THE EXERCISE: Copy every line of the data that contains the string "help".

DATASET CONTENT:
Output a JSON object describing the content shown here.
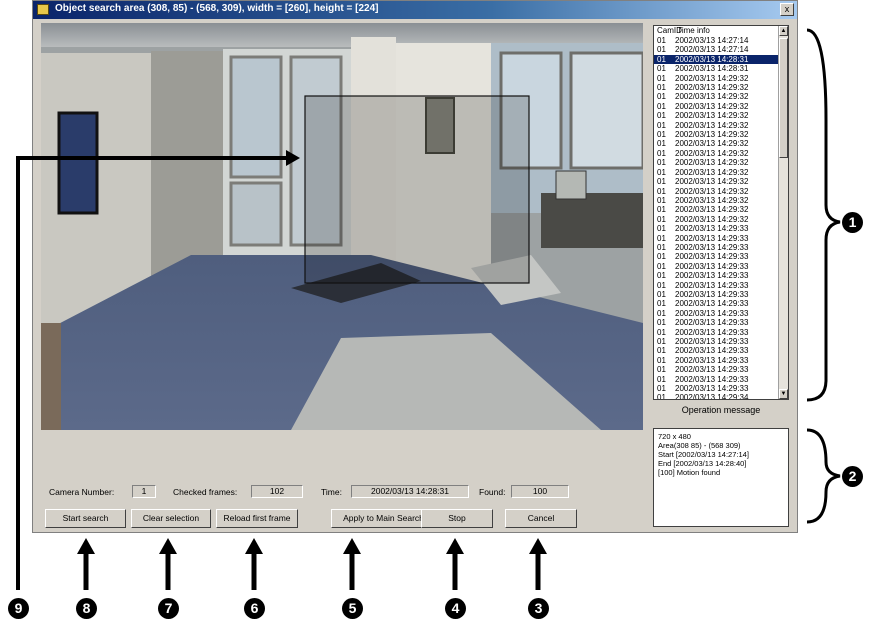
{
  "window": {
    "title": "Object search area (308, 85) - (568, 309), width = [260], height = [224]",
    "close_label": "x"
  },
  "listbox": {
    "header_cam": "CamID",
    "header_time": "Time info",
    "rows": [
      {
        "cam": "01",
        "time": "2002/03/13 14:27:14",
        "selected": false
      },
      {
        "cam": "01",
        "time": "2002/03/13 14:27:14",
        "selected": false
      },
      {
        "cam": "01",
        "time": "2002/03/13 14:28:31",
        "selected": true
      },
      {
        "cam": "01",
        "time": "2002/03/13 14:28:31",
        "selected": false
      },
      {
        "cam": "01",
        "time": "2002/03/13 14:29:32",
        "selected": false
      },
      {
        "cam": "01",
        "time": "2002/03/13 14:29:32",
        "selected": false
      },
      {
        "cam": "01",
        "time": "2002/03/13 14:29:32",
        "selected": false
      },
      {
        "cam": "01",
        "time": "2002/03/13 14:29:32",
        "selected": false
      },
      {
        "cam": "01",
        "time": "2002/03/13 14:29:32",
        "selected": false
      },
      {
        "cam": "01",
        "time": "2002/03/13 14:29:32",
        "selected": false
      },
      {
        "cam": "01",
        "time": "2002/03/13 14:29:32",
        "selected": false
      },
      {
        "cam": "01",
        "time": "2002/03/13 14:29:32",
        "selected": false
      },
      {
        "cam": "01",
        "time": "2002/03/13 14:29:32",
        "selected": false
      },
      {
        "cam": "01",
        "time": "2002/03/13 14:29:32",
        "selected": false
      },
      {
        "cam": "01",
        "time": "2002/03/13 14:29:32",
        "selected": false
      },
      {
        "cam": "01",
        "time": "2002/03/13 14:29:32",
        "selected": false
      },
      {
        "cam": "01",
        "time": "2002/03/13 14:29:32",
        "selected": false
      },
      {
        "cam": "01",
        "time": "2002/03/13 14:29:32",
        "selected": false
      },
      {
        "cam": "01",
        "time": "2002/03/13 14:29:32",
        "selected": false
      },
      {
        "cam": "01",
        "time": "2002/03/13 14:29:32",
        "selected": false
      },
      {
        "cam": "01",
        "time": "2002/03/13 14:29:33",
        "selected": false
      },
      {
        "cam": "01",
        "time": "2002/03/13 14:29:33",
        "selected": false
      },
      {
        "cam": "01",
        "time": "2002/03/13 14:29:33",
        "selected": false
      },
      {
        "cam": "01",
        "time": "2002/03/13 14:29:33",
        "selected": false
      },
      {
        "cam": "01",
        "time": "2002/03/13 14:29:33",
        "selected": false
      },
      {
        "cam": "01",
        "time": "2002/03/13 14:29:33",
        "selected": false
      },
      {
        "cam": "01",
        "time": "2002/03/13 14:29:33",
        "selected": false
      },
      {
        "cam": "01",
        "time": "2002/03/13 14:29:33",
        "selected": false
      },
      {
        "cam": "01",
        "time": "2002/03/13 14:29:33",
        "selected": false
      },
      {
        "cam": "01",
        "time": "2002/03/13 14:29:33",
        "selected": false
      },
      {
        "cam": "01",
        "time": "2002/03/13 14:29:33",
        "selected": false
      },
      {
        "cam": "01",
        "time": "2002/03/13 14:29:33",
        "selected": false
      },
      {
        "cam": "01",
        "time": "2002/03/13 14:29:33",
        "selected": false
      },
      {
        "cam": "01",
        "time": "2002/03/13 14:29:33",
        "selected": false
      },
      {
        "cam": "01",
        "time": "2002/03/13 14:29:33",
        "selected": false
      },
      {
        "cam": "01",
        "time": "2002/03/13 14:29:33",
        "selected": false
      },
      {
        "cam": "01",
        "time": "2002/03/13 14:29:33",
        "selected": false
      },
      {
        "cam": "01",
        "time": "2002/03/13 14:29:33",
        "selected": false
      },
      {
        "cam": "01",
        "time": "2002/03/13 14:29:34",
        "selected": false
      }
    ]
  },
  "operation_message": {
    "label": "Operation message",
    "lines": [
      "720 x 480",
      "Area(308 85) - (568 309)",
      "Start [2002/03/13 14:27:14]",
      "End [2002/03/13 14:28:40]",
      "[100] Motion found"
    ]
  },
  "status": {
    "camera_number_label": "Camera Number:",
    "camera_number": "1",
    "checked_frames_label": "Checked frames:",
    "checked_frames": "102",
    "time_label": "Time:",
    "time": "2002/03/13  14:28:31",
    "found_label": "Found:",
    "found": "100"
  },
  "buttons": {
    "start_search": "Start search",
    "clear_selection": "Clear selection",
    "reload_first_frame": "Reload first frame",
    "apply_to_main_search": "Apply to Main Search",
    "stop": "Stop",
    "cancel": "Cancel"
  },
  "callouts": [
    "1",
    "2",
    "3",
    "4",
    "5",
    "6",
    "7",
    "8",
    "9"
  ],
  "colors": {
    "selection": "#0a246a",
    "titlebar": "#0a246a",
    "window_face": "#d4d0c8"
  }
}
...
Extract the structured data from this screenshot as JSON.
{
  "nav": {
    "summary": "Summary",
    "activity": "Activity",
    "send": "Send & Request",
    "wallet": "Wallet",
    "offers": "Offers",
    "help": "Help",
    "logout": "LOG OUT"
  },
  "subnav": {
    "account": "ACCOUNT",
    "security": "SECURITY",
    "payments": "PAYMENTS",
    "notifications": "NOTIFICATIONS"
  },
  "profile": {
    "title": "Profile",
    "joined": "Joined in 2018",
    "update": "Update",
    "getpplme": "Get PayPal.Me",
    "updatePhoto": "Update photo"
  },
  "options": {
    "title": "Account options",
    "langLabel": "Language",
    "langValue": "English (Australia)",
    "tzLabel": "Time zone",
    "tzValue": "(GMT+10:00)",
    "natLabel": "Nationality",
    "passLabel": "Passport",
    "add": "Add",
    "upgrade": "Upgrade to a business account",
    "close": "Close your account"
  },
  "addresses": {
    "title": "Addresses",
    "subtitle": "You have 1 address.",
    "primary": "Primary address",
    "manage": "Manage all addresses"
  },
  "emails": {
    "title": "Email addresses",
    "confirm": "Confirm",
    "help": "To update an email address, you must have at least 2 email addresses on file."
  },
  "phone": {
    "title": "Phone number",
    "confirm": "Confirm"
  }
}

WORKED SOLUTION:
    "help": "Help",
    "help": "To update an email address, you must have at least 2 email addresses on file."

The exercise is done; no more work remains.